(Stored data entries)
....

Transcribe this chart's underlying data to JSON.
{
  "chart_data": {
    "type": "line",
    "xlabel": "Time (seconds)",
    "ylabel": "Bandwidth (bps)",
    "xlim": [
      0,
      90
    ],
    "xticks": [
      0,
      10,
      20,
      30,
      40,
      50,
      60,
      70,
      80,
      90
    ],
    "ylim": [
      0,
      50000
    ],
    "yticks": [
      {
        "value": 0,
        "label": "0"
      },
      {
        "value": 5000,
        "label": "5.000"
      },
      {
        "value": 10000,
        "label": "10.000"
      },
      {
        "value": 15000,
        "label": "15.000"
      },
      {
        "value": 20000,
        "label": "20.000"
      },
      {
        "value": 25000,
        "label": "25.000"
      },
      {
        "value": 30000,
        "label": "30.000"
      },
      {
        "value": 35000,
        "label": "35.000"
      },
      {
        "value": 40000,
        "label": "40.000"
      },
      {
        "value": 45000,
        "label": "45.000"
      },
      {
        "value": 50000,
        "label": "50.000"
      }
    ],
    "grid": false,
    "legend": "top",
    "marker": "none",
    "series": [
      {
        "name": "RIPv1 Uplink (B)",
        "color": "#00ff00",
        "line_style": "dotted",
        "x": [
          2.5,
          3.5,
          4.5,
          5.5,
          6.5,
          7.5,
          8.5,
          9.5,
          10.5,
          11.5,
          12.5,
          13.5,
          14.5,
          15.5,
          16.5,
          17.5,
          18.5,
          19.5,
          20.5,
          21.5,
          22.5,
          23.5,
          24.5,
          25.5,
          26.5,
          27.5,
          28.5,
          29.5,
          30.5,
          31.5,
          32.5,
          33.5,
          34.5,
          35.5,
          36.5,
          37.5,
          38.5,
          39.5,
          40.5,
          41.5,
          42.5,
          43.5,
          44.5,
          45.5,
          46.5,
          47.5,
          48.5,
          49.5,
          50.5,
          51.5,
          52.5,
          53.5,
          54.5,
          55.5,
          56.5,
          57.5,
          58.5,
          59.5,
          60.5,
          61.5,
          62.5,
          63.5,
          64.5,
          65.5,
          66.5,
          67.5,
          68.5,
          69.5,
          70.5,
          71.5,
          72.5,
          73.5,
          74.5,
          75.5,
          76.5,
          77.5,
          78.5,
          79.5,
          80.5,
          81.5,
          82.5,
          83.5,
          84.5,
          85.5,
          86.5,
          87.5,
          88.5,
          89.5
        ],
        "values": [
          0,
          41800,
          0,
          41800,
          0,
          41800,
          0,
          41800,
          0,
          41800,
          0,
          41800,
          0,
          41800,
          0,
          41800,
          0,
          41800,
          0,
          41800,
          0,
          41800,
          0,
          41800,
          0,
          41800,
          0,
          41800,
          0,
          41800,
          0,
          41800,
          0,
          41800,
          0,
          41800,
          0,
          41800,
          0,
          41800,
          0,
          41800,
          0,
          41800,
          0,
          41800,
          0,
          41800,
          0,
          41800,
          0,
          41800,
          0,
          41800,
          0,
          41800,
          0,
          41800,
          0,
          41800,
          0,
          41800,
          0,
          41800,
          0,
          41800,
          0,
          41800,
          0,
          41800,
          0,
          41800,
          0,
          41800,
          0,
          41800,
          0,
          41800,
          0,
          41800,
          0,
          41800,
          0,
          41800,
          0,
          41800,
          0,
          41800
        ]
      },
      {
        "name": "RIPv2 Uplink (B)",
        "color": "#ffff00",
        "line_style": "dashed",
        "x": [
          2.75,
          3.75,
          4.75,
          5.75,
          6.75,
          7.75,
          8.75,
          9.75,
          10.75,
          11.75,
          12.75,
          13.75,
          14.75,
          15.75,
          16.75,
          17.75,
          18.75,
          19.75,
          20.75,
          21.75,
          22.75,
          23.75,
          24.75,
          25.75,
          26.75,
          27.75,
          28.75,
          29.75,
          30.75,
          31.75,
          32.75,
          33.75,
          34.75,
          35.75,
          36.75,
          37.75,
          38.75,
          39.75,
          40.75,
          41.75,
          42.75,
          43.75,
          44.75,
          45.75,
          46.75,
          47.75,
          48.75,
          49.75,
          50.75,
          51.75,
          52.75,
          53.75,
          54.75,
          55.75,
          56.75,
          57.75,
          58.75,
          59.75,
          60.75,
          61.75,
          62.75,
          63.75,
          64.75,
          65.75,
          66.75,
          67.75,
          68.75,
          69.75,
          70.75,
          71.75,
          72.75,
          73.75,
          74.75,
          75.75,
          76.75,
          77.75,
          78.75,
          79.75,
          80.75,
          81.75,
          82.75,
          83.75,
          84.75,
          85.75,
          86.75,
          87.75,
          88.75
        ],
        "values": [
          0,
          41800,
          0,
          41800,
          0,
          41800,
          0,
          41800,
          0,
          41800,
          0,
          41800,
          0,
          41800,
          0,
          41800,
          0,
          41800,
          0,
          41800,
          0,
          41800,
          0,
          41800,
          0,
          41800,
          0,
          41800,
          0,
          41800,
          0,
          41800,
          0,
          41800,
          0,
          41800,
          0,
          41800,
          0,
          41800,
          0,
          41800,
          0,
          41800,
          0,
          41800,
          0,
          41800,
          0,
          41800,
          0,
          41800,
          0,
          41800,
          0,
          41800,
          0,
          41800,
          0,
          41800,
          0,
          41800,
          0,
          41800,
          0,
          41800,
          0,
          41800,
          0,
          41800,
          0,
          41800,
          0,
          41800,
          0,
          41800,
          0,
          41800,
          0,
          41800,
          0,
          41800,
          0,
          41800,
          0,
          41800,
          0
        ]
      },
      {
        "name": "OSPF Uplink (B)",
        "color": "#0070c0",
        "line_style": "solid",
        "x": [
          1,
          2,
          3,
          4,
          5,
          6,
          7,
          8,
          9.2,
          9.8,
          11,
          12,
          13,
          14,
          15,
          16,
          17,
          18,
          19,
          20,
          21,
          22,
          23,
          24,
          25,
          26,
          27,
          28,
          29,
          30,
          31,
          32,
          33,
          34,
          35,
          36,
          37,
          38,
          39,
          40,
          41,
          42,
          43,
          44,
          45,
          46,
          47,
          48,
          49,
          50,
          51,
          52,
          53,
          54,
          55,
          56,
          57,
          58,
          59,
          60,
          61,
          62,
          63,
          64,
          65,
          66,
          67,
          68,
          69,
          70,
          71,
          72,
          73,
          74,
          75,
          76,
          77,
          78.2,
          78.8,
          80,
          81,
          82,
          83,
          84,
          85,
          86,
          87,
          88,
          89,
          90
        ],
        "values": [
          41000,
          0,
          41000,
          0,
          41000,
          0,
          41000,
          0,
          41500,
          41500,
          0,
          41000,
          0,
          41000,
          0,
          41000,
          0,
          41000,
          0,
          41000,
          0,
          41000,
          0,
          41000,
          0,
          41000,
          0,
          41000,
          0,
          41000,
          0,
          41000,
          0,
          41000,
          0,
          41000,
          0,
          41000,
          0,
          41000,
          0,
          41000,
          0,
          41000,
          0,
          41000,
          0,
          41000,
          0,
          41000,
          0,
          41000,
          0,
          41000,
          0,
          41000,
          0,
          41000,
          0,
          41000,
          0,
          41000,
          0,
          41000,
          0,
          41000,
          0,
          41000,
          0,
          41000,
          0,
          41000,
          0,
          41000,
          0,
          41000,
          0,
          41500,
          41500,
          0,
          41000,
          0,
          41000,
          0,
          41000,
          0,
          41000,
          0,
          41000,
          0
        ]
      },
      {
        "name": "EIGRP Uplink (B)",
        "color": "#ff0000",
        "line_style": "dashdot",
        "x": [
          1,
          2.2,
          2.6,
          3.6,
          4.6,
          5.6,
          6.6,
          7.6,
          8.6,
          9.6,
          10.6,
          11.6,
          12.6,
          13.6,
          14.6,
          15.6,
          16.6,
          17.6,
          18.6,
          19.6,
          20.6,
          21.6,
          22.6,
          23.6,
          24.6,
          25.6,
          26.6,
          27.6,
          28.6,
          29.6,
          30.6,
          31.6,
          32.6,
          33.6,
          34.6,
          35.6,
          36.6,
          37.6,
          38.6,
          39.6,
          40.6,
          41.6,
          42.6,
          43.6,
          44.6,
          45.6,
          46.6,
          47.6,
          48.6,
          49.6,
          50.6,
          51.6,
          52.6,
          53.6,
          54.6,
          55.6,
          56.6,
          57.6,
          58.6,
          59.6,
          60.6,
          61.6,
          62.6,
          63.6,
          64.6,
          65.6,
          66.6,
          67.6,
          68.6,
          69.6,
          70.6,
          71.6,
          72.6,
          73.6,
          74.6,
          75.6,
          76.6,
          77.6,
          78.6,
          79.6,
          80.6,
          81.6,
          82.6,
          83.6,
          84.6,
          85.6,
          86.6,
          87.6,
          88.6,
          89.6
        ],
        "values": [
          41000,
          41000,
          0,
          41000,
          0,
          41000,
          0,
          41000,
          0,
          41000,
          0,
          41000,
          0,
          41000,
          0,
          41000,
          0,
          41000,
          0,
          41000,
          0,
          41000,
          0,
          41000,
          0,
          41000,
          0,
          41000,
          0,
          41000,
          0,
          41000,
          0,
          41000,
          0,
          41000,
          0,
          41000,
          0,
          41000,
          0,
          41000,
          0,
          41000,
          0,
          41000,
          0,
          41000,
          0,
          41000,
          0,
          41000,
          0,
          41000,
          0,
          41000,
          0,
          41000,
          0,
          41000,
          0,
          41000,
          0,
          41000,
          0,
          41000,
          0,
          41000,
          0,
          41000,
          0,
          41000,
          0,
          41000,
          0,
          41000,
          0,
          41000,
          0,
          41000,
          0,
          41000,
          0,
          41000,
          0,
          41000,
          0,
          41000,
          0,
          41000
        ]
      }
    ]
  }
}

....

> **SHORT TASK**: Filter lines by "Uplink" and return each hit.

> **RESPONSE**:
        "name": "RIPv1 Uplink (B)",
        "name": "RIPv2 Uplink (B)",
        "name": "OSPF Uplink (B)",
        "name": "EIGRP Uplink (B)",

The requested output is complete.